> SHORT PROBLEM:
Output each entry below as it stands, leaving out every picture.

> LISTED ENTRIES:
####################

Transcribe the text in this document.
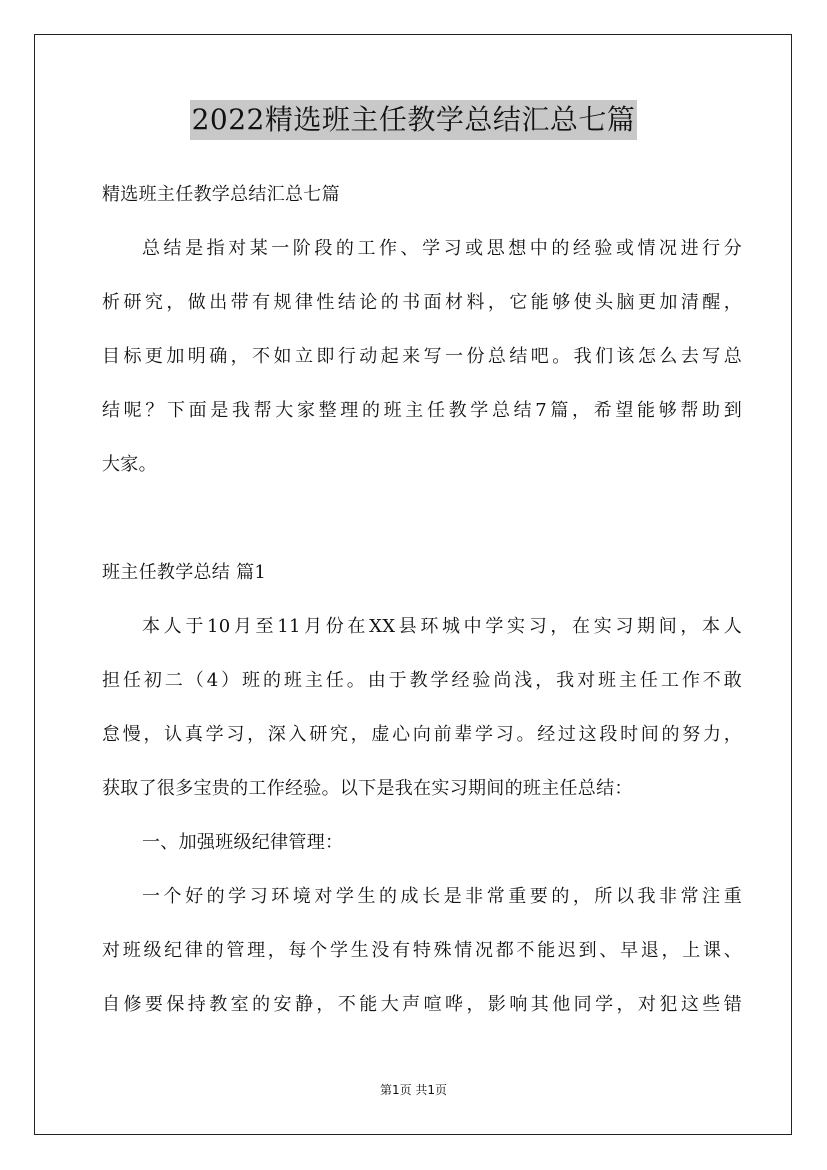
2022精选班主任教学总结汇总七篇
精选班主任教学总结汇总七篇
总结是指对某一阶段的工作、学习或思想中的经验或情况进行分
析研究，做出带有规律性结论的书面材料，它能够使头脑更加清醒，
目标更加明确，不如立即行动起来写一份总结吧。我们该怎么去写总
结呢？下面是我帮大家整理的班主任教学总结7篇，希望能够帮助到
大家。
班主任教学总结 篇1
本人于10月至11月份在XX县环城中学实习，在实习期间，本人
担任初二（4）班的班主任。由于教学经验尚浅，我对班主任工作不敢
怠慢，认真学习，深入研究，虚心向前辈学习。经过这段时间的努力，
获取了很多宝贵的工作经验。以下是我在实习期间的班主任总结：
一、加强班级纪律管理：
一个好的学习环境对学生的成长是非常重要的，所以我非常注重
对班级纪律的管理，每个学生没有特殊情况都不能迟到、早退，上课、
自修要保持教室的安静，不能大声喧哗，影响其他同学，对犯这些错
第1页 共1页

####################

> SOLUTION FOR THIS EXERCISE:
Transcribe the text in this document.
2022精选班主任教学总结汇总七篇
精选班主任教学总结汇总七篇
总结是指对某一阶段的工作、学习或思想中的经验或情况进行分
析研究，做出带有规律性结论的书面材料，它能够使头脑更加清醒，
目标更加明确，不如立即行动起来写一份总结吧。我们该怎么去写总
结呢？下面是我帮大家整理的班主任教学总结7篇，希望能够帮助到
大家。
班主任教学总结 篇1
本人于10月至11月份在XX县环城中学实习，在实习期间，本人
担任初二（4）班的班主任。由于教学经验尚浅，我对班主任工作不敢
怠慢，认真学习，深入研究，虚心向前辈学习。经过这段时间的努力，
获取了很多宝贵的工作经验。以下是我在实习期间的班主任总结：
一、加强班级纪律管理：
一个好的学习环境对学生的成长是非常重要的，所以我非常注重
对班级纪律的管理，每个学生没有特殊情况都不能迟到、早退，上课、
自修要保持教室的安静，不能大声喧哗，影响其他同学，对犯这些错
第1页 共1页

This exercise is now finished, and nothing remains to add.